## Input for this task

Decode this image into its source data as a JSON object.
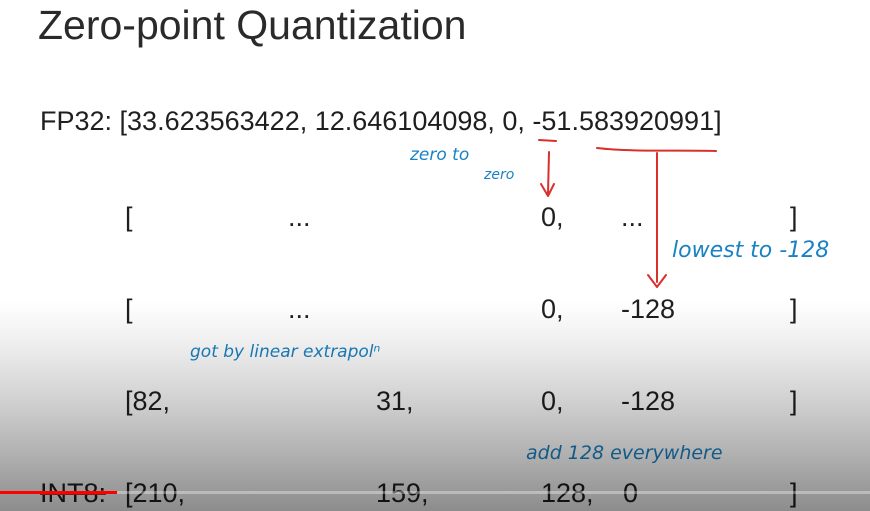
{
  "slide": {
    "title": "Zero-point Quantization",
    "fp32_line": "FP32: [33.623563422, 12.646104098, 0, -51.583920991]",
    "rows": [
      {
        "open": "[",
        "c1": "...",
        "c2": "0,",
        "c3": "...",
        "close": "]"
      },
      {
        "open": "[",
        "c1": "...",
        "c2": "0,",
        "c3": "-128",
        "close": "]"
      },
      {
        "open": "[82,",
        "c1": "31,",
        "c2": "0,",
        "c3": "-128",
        "close": "]"
      }
    ],
    "int8": {
      "label": "INT8:",
      "open": "[210,",
      "c1": "159,",
      "c2": "128,",
      "c3": "0",
      "close": "]"
    }
  },
  "annotations": {
    "zero_to_zero_line1": "zero to",
    "zero_to_zero_line2": "zero",
    "lowest": "lowest to -128",
    "linear": "got by linear extrapolⁿ",
    "add128": "add 128 everywhere"
  },
  "colors": {
    "annotation_text": "#1a82c4",
    "annotation_arrow": "#d9302b",
    "progress": "#ff0000"
  },
  "player": {
    "progress": 0.135
  }
}
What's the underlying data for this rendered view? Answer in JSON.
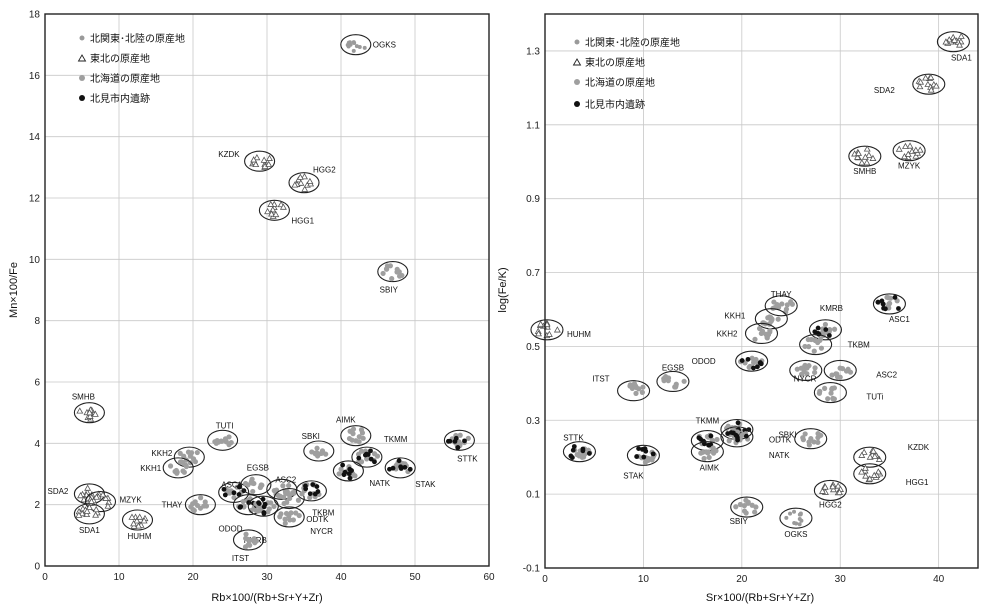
{
  "legend_items": [
    {
      "marker": "small-grey-dot",
      "label": "北関東･北陸の原産地"
    },
    {
      "marker": "triangle",
      "label": "東北の原産地"
    },
    {
      "marker": "large-grey-dot",
      "label": "北海道の原産地"
    },
    {
      "marker": "black-dot",
      "label": "北見市内遺跡"
    }
  ],
  "colors": {
    "northern_kanto": "#9a9a9a",
    "hokkaido": "#9f9f9f",
    "tohoku": "#555555",
    "site": "#111111",
    "ellipse": "#222222",
    "grid": "#c8c8c8"
  },
  "chart_data": [
    {
      "type": "scatter",
      "title": "",
      "xlabel": "Rb×100/(Rb+Sr+Y+Zr)",
      "ylabel": "Mn×100/Fe",
      "xlim": [
        0,
        60
      ],
      "ylim": [
        0,
        18
      ],
      "x_ticks": [
        0,
        10,
        20,
        30,
        40,
        50,
        60
      ],
      "y_ticks": [
        0,
        2,
        4,
        6,
        8,
        10,
        12,
        14,
        16,
        18
      ],
      "grid": true,
      "legend_position": "top-left",
      "clusters": [
        {
          "name": "OGKS",
          "group": "northern_kanto",
          "x": 42,
          "y": 17.0
        },
        {
          "name": "KZDK",
          "group": "tohoku",
          "x": 29,
          "y": 13.2
        },
        {
          "name": "HGG2",
          "group": "tohoku",
          "x": 35,
          "y": 12.5
        },
        {
          "name": "HGG1",
          "group": "tohoku",
          "x": 31,
          "y": 11.6
        },
        {
          "name": "SBIY",
          "group": "hokkaido",
          "x": 47,
          "y": 9.6
        },
        {
          "name": "SMHB",
          "group": "tohoku",
          "x": 6,
          "y": 5.0
        },
        {
          "name": "SDA2",
          "group": "tohoku",
          "x": 6,
          "y": 2.35
        },
        {
          "name": "MZYK",
          "group": "tohoku",
          "x": 7.5,
          "y": 2.1
        },
        {
          "name": "SDA1",
          "group": "tohoku",
          "x": 6,
          "y": 1.7
        },
        {
          "name": "HUHM",
          "group": "tohoku",
          "x": 12.5,
          "y": 1.5
        },
        {
          "name": "TUTI",
          "group": "hokkaido",
          "x": 24,
          "y": 4.1
        },
        {
          "name": "KKH2",
          "group": "hokkaido",
          "x": 19.5,
          "y": 3.55
        },
        {
          "name": "KKH1",
          "group": "hokkaido",
          "x": 18,
          "y": 3.2
        },
        {
          "name": "THAY",
          "group": "hokkaido",
          "x": 21,
          "y": 2.0
        },
        {
          "name": "ASC1",
          "group": "hokkaido",
          "x": 25.5,
          "y": 2.4
        },
        {
          "name": "EGSB",
          "group": "hokkaido",
          "x": 28.5,
          "y": 2.65
        },
        {
          "name": "ASC2",
          "group": "hokkaido",
          "x": 32,
          "y": 2.5
        },
        {
          "name": "ODOD",
          "group": "hokkaido",
          "x": 27.5,
          "y": 2.0
        },
        {
          "name": "KMRB",
          "group": "hokkaido",
          "x": 29.5,
          "y": 1.95
        },
        {
          "name": "ITST",
          "group": "hokkaido",
          "x": 27.5,
          "y": 0.85
        },
        {
          "name": "NYCR",
          "group": "hokkaido",
          "x": 33,
          "y": 1.6
        },
        {
          "name": "TKBM",
          "group": "hokkaido",
          "x": 33,
          "y": 2.2
        },
        {
          "name": "SBKI",
          "group": "hokkaido",
          "x": 37,
          "y": 3.75
        },
        {
          "name": "AIMK",
          "group": "hokkaido",
          "x": 42,
          "y": 4.25
        },
        {
          "name": "TKMM",
          "group": "hokkaido",
          "x": 43.5,
          "y": 3.55
        },
        {
          "name": "NATK",
          "group": "hokkaido",
          "x": 41,
          "y": 3.1
        },
        {
          "name": "ODTK",
          "group": "hokkaido",
          "x": 36,
          "y": 2.45
        },
        {
          "name": "STAK",
          "group": "hokkaido",
          "x": 48,
          "y": 3.2
        },
        {
          "name": "STTK",
          "group": "hokkaido",
          "x": 56,
          "y": 4.1
        }
      ]
    },
    {
      "type": "scatter",
      "title": "",
      "xlabel": "Sr×100/(Rb+Sr+Y+Zr)",
      "ylabel": "log(Fe/K)",
      "xlim": [
        0,
        44
      ],
      "ylim": [
        -0.1,
        1.4
      ],
      "x_ticks": [
        0,
        10,
        20,
        30,
        40
      ],
      "y_ticks": [
        -0.1,
        0.1,
        0.3,
        0.5,
        0.7,
        0.9,
        1.1,
        1.3
      ],
      "grid": true,
      "legend_position": "top-left",
      "clusters": [
        {
          "name": "SDA1",
          "group": "tohoku",
          "x": 41.5,
          "y": 1.325
        },
        {
          "name": "SDA2",
          "group": "tohoku",
          "x": 39,
          "y": 1.21
        },
        {
          "name": "SMHB",
          "group": "tohoku",
          "x": 32.5,
          "y": 1.015
        },
        {
          "name": "MZYK",
          "group": "tohoku",
          "x": 37,
          "y": 1.03
        },
        {
          "name": "HUHM",
          "group": "tohoku",
          "x": 0.2,
          "y": 0.545
        },
        {
          "name": "THAY",
          "group": "hokkaido",
          "x": 24,
          "y": 0.61
        },
        {
          "name": "KKH1",
          "group": "hokkaido",
          "x": 23,
          "y": 0.575
        },
        {
          "name": "KKH2",
          "group": "hokkaido",
          "x": 22,
          "y": 0.535
        },
        {
          "name": "KMRB",
          "group": "hokkaido",
          "x": 28.5,
          "y": 0.545
        },
        {
          "name": "ASC1",
          "group": "hokkaido",
          "x": 35,
          "y": 0.615
        },
        {
          "name": "TKBM",
          "group": "hokkaido",
          "x": 27.5,
          "y": 0.505
        },
        {
          "name": "ODOD",
          "group": "hokkaido",
          "x": 21,
          "y": 0.46
        },
        {
          "name": "NYCR",
          "group": "hokkaido",
          "x": 26.5,
          "y": 0.435
        },
        {
          "name": "ASC2",
          "group": "hokkaido",
          "x": 30,
          "y": 0.435
        },
        {
          "name": "TUTi",
          "group": "hokkaido",
          "x": 29,
          "y": 0.375
        },
        {
          "name": "EGSB",
          "group": "hokkaido",
          "x": 13,
          "y": 0.405
        },
        {
          "name": "ITST",
          "group": "hokkaido",
          "x": 9,
          "y": 0.38
        },
        {
          "name": "STTK",
          "group": "hokkaido",
          "x": 3.5,
          "y": 0.215
        },
        {
          "name": "STAK",
          "group": "hokkaido",
          "x": 10,
          "y": 0.205
        },
        {
          "name": "TKMM",
          "group": "hokkaido",
          "x": 16.5,
          "y": 0.245
        },
        {
          "name": "AIMK",
          "group": "hokkaido",
          "x": 16.5,
          "y": 0.215
        },
        {
          "name": "ODTK",
          "group": "hokkaido",
          "x": 19.5,
          "y": 0.275
        },
        {
          "name": "NATK",
          "group": "hokkaido",
          "x": 19.5,
          "y": 0.255
        },
        {
          "name": "SBKI",
          "group": "hokkaido",
          "x": 27,
          "y": 0.25
        },
        {
          "name": "KZDK",
          "group": "tohoku",
          "x": 33,
          "y": 0.2
        },
        {
          "name": "HGG1",
          "group": "tohoku",
          "x": 33,
          "y": 0.155
        },
        {
          "name": "HGG2",
          "group": "tohoku",
          "x": 29,
          "y": 0.11
        },
        {
          "name": "SBIY",
          "group": "hokkaido",
          "x": 20.5,
          "y": 0.065
        },
        {
          "name": "OGKS",
          "group": "northern_kanto",
          "x": 25.5,
          "y": 0.035
        }
      ]
    }
  ]
}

## Given instruction
Tell how many lines contain the word "xlabel", using only the number.

## Task output
2